Extracted data>
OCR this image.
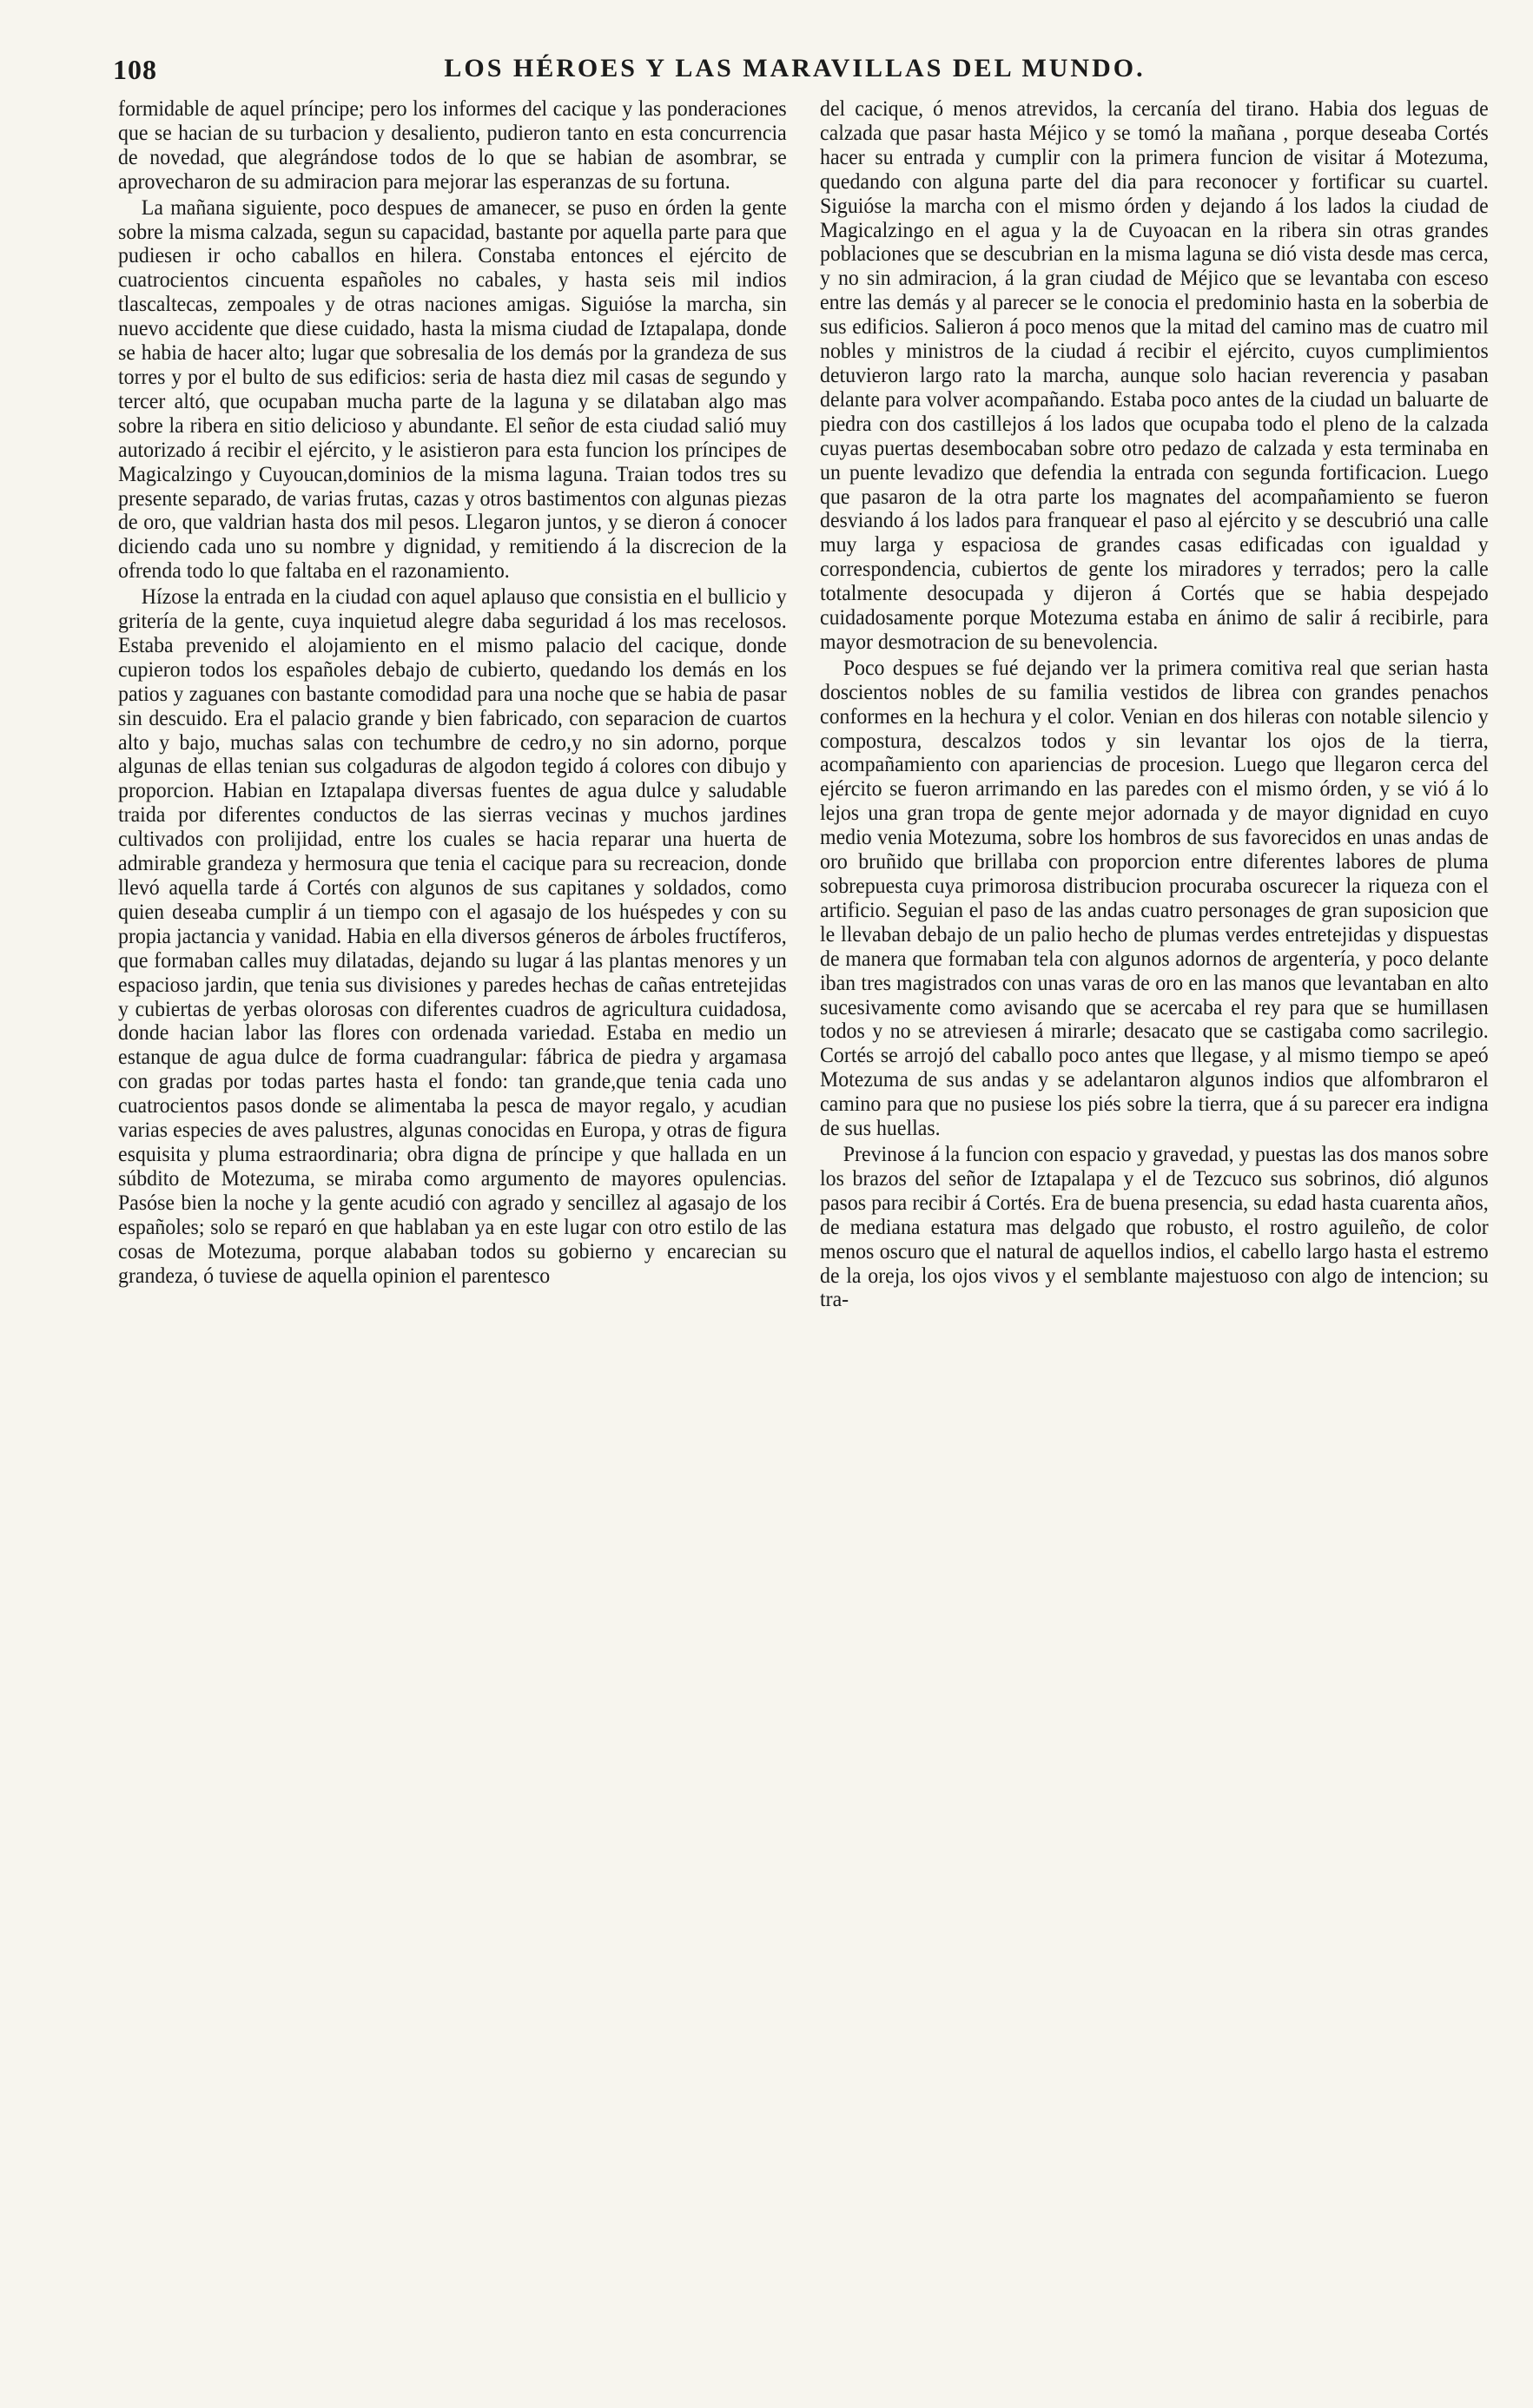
108	LOS HÉROES Y LAS MARAVILLAS DEL MUNDO.

formidable de aquel príncipe; pero los informes del cacique y las ponderaciones que se hacian de su turbacion y desaliento, pudieron tanto en esta concurrencia de novedad, que alegrándose todos de lo que se habian de asombrar, se aprovecharon de su admiracion para mejorar las esperanzas de su fortuna.

La mañana siguiente, poco despues de amanecer, se puso en órden la gente sobre la misma calzada, segun su capacidad, bastante por aquella parte para que pudiesen ir ocho caballos en hilera. Constaba entonces el ejército de cuatrocientos cincuenta españoles no cabales, y hasta seis mil indios tlascaltecas, zempoales y de otras naciones amigas. Siguióse la marcha, sin nuevo accidente que diese cuidado, hasta la misma ciudad de Iztapalapa, donde se habia de hacer alto; lugar que sobresalia de los demás por la grandeza de sus torres y por el bulto de sus edificios: seria de hasta diez mil casas de segundo y tercer altó, que ocupaban mucha parte de la laguna y se dilataban algo mas sobre la ribera en sitio delicioso y abundante. El señor de esta ciudad salió muy autorizado á recibir el ejército, y le asistieron para esta funcion los príncipes de Magicalzingo y Cuyoucan,dominios de la misma laguna. Traian todos tres su presente separado, de varias frutas, cazas y otros bastimentos con algunas piezas de oro, que valdrian hasta dos mil pesos. Llegaron juntos, y se dieron á conocer diciendo cada uno su nombre y dignidad, y remitiendo á la discrecion de la ofrenda todo lo que faltaba en el razonamiento.

Hízose la entrada en la ciudad con aquel aplauso que consistia en el bullicio y gritería de la gente, cuya inquietud alegre daba seguridad á los mas recelosos. Estaba prevenido el alojamiento en el mismo palacio del cacique, donde cupieron todos los españoles debajo de cubierto, quedando los demás en los patios y zaguanes con bastante comodidad para una noche que se habia de pasar sin descuido. Era el palacio grande y bien fabricado, con separacion de cuartos alto y bajo, muchas salas con techumbre de cedro,y no sin adorno, porque algunas de ellas tenian sus colgaduras de algodon tegido á colores con dibujo y proporcion. Habian en Iztapalapa diversas fuentes de agua dulce y saludable traida por diferentes conductos de las sierras vecinas y muchos jardines cultivados con prolijidad, entre los cuales se hacia reparar una huerta de admirable grandeza y hermosura que tenia el cacique para su recreacion, donde llevó aquella tarde á Cortés con algunos de sus capitanes y soldados, como quien deseaba cumplir á un tiempo con el agasajo de los huéspedes y con su propia jactancia y vanidad. Habia en ella diversos géneros de árboles fructíferos, que formaban calles muy dilatadas, dejando su lugar á las plantas menores y un espacioso jardin, que tenia sus divisiones y paredes hechas de cañas entretejidas y cubiertas de yerbas olorosas con diferentes cuadros de agricultura cuidadosa, donde hacian labor las flores con ordenada variedad. Estaba en medio un estanque de agua dulce de forma cuadrangular: fábrica de piedra y argamasa con gradas por todas partes hasta el fondo: tan grande,que tenia cada uno cuatrocientos pasos donde se alimentaba la pesca de mayor regalo, y acudian varias especies de aves palustres, algunas conocidas en Europa, y otras de figura esquisita y pluma estraordinaria; obra digna de príncipe y que hallada en un súbdito de Motezuma, se miraba como argumento de mayores opulencias. Pasóse bien la noche y la gente acudió con agrado y sencillez al agasajo de los españoles; solo se reparó en que hablaban ya en este lugar con otro estilo de las cosas de Motezuma, porque alababan todos su gobierno y encarecian su grandeza, ó tuviese de aquella opinion el parentesco

del cacique, ó menos atrevidos, la cercanía del tirano. Habia dos leguas de calzada que pasar hasta Méjico y se tomó la mañana , porque deseaba Cortés hacer su entrada y cumplir con la primera funcion de visitar á Motezuma, quedando con alguna parte del dia para reconocer y fortificar su cuartel. Siguióse la marcha con el mismo órden y dejando á los lados la ciudad de Magicalzingo en el agua y la de Cuyoacan en la ribera sin otras grandes poblaciones que se descubrian en la misma laguna se dió vista desde mas cerca, y no sin admiracion, á la gran ciudad de Méjico que se levantaba con esceso entre las demás y al parecer se le conocia el predominio hasta en la soberbia de sus edificios. Salieron á poco menos que la mitad del camino mas de cuatro mil nobles y ministros de la ciudad á recibir el ejército, cuyos cumplimientos detuvieron largo rato la marcha, aunque solo hacian reverencia y pasaban delante para volver acompañando. Estaba poco antes de la ciudad un baluarte de piedra con dos castillejos á los lados que ocupaba todo el pleno de la calzada cuyas puertas desembocaban sobre otro pedazo de calzada y esta terminaba en un puente levadizo que defendia la entrada con segunda fortificacion. Luego que pasaron de la otra parte los magnates del acompañamiento se fueron desviando á los lados para franquear el paso al ejército y se descubrió una calle muy larga y espaciosa de grandes casas edificadas con igualdad y correspondencia, cubiertos de gente los miradores y terrados; pero la calle totalmente desocupada y dijeron á Cortés que se habia despejado cuidadosamente porque Motezuma estaba en ánimo de salir á recibirle, para mayor desmotracion de su benevolencia.

Poco despues se fué dejando ver la primera comitiva real que serian hasta doscientos nobles de su familia vestidos de librea con grandes penachos conformes en la hechura y el color. Venian en dos hileras con notable silencio y compostura, descalzos todos y sin levantar los ojos de la tierra, acompañamiento con apariencias de procesion. Luego que llegaron cerca del ejército se fueron arrimando en las paredes con el mismo órden, y se vió á lo lejos una gran tropa de gente mejor adornada y de mayor dignidad en cuyo medio venia Motezuma, sobre los hombros de sus favorecidos en unas andas de oro bruñido que brillaba con proporcion entre diferentes labores de pluma sobrepuesta cuya primorosa distribucion procuraba oscurecer la riqueza con el artificio. Seguian el paso de las andas cuatro personages de gran suposicion que le llevaban debajo de un palio hecho de plumas verdes entretejidas y dispuestas de manera que formaban tela con algunos adornos de argentería, y poco delante iban tres magistrados con unas varas de oro en las manos que levantaban en alto sucesivamente como avisando que se acercaba el rey para que se humillasen todos y no se atreviesen á mirarle; desacato que se castigaba como sacrilegio. Cortés se arrojó del caballo poco antes que llegase, y al mismo tiempo se apeó Motezuma de sus andas y se adelantaron algunos indios que alfombraron el camino para que no pusiese los piés sobre la tierra, que á su parecer era indigna de sus huellas.

Previnose á la funcion con espacio y gravedad, y puestas las dos manos sobre los brazos del señor de Iztapalapa y el de Tezcuco sus sobrinos, dió algunos pasos para recibir á Cortés. Era de buena presencia, su edad hasta cuarenta años, de mediana estatura mas delgado que robusto, el rostro aguileño, de color menos oscuro que el natural de aquellos indios, el cabello largo hasta el estremo de la oreja, los ojos vivos y el semblante majestuoso con algo de intencion; su tra-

Given problem> Copy the material exactly. Do not include the pictures.

The solution>
OCR this image.
108	LOS HÉROES Y LAS MARAVILLAS DEL MUNDO.

formidable de aquel príncipe; pero los informes del cacique y las ponderaciones que se hacian de su turbacion y desaliento, pudieron tanto en esta concurrencia de novedad, que alegrándose todos de lo que se habian de asombrar, se aprovecharon de su admiracion para mejorar las esperanzas de su fortuna.

La mañana siguiente, poco despues de amanecer, se puso en órden la gente sobre la misma calzada, segun su capacidad, bastante por aquella parte para que pudiesen ir ocho caballos en hilera. Constaba entonces el ejército de cuatrocientos cincuenta españoles no cabales, y hasta seis mil indios tlascaltecas, zempoales y de otras naciones amigas. Siguióse la marcha, sin nuevo accidente que diese cuidado, hasta la misma ciudad de Iztapalapa, donde se habia de hacer alto; lugar que sobresalia de los demás por la grandeza de sus torres y por el bulto de sus edificios: seria de hasta diez mil casas de segundo y tercer altó, que ocupaban mucha parte de la laguna y se dilataban algo mas sobre la ribera en sitio delicioso y abundante. El señor de esta ciudad salió muy autorizado á recibir el ejército, y le asistieron para esta funcion los príncipes de Magicalzingo y Cuyoucan,dominios de la misma laguna. Traian todos tres su presente separado, de varias frutas, cazas y otros bastimentos con algunas piezas de oro, que valdrian hasta dos mil pesos. Llegaron juntos, y se dieron á conocer diciendo cada uno su nombre y dignidad, y remitiendo á la discrecion de la ofrenda todo lo que faltaba en el razonamiento.

Hízose la entrada en la ciudad con aquel aplauso que consistia en el bullicio y gritería de la gente, cuya inquietud alegre daba seguridad á los mas recelosos. Estaba prevenido el alojamiento en el mismo palacio del cacique, donde cupieron todos los españoles debajo de cubierto, quedando los demás en los patios y zaguanes con bastante comodidad para una noche que se habia de pasar sin descuido. Era el palacio grande y bien fabricado, con separacion de cuartos alto y bajo, muchas salas con techumbre de cedro,y no sin adorno, porque algunas de ellas tenian sus colgaduras de algodon tegido á colores con dibujo y proporcion. Habian en Iztapalapa diversas fuentes de agua dulce y saludable traida por diferentes conductos de las sierras vecinas y muchos jardines cultivados con prolijidad, entre los cuales se hacia reparar una huerta de admirable grandeza y hermosura que tenia el cacique para su recreacion, donde llevó aquella tarde á Cortés con algunos de sus capitanes y soldados, como quien deseaba cumplir á un tiempo con el agasajo de los huéspedes y con su propia jactancia y vanidad. Habia en ella diversos géneros de árboles fructíferos, que formaban calles muy dilatadas, dejando su lugar á las plantas menores y un espacioso jardin, que tenia sus divisiones y paredes hechas de cañas entretejidas y cubiertas de yerbas olorosas con diferentes cuadros de agricultura cuidadosa, donde hacian labor las flores con ordenada variedad. Estaba en medio un estanque de agua dulce de forma cuadrangular: fábrica de piedra y argamasa con gradas por todas partes hasta el fondo: tan grande,que tenia cada uno cuatrocientos pasos donde se alimentaba la pesca de mayor regalo, y acudian varias especies de aves palustres, algunas conocidas en Europa, y otras de figura esquisita y pluma estraordinaria; obra digna de príncipe y que hallada en un súbdito de Motezuma, se miraba como argumento de mayores opulencias. Pasóse bien la noche y la gente acudió con agrado y sencillez al agasajo de los españoles; solo se reparó en que hablaban ya en este lugar con otro estilo de las cosas de Motezuma, porque alababan todos su gobierno y encarecian su grandeza, ó tuviese de aquella opinion el parentesco

del cacique, ó menos atrevidos, la cercanía del tirano. Habia dos leguas de calzada que pasar hasta Méjico y se tomó la mañana , porque deseaba Cortés hacer su entrada y cumplir con la primera funcion de visitar á Motezuma, quedando con alguna parte del dia para reconocer y fortificar su cuartel. Siguióse la marcha con el mismo órden y dejando á los lados la ciudad de Magicalzingo en el agua y la de Cuyoacan en la ribera sin otras grandes poblaciones que se descubrian en la misma laguna se dió vista desde mas cerca, y no sin admiracion, á la gran ciudad de Méjico que se levantaba con esceso entre las demás y al parecer se le conocia el predominio hasta en la soberbia de sus edificios. Salieron á poco menos que la mitad del camino mas de cuatro mil nobles y ministros de la ciudad á recibir el ejército, cuyos cumplimientos detuvieron largo rato la marcha, aunque solo hacian reverencia y pasaban delante para volver acompañando. Estaba poco antes de la ciudad un baluarte de piedra con dos castillejos á los lados que ocupaba todo el pleno de la calzada cuyas puertas desembocaban sobre otro pedazo de calzada y esta terminaba en un puente levadizo que defendia la entrada con segunda fortificacion. Luego que pasaron de la otra parte los magnates del acompañamiento se fueron desviando á los lados para franquear el paso al ejército y se descubrió una calle muy larga y espaciosa de grandes casas edificadas con igualdad y correspondencia, cubiertos de gente los miradores y terrados; pero la calle totalmente desocupada y dijeron á Cortés que se habia despejado cuidadosamente porque Motezuma estaba en ánimo de salir á recibirle, para mayor desmotracion de su benevolencia.

Poco despues se fué dejando ver la primera comitiva real que serian hasta doscientos nobles de su familia vestidos de librea con grandes penachos conformes en la hechura y el color. Venian en dos hileras con notable silencio y compostura, descalzos todos y sin levantar los ojos de la tierra, acompañamiento con apariencias de procesion. Luego que llegaron cerca del ejército se fueron arrimando en las paredes con el mismo órden, y se vió á lo lejos una gran tropa de gente mejor adornada y de mayor dignidad en cuyo medio venia Motezuma, sobre los hombros de sus favorecidos en unas andas de oro bruñido que brillaba con proporcion entre diferentes labores de pluma sobrepuesta cuya primorosa distribucion procuraba oscurecer la riqueza con el artificio. Seguian el paso de las andas cuatro personages de gran suposicion que le llevaban debajo de un palio hecho de plumas verdes entretejidas y dispuestas de manera que formaban tela con algunos adornos de argentería, y poco delante iban tres magistrados con unas varas de oro en las manos que levantaban en alto sucesivamente como avisando que se acercaba el rey para que se humillasen todos y no se atreviesen á mirarle; desacato que se castigaba como sacrilegio. Cortés se arrojó del caballo poco antes que llegase, y al mismo tiempo se apeó Motezuma de sus andas y se adelantaron algunos indios que alfombraron el camino para que no pusiese los piés sobre la tierra, que á su parecer era indigna de sus huellas.

Previnose á la funcion con espacio y gravedad, y puestas las dos manos sobre los brazos del señor de Iztapalapa y el de Tezcuco sus sobrinos, dió algunos pasos para recibir á Cortés. Era de buena presencia, su edad hasta cuarenta años, de mediana estatura mas delgado que robusto, el rostro aguileño, de color menos oscuro que el natural de aquellos indios, el cabello largo hasta el estremo de la oreja, los ojos vivos y el semblante majestuoso con algo de intencion; su tra-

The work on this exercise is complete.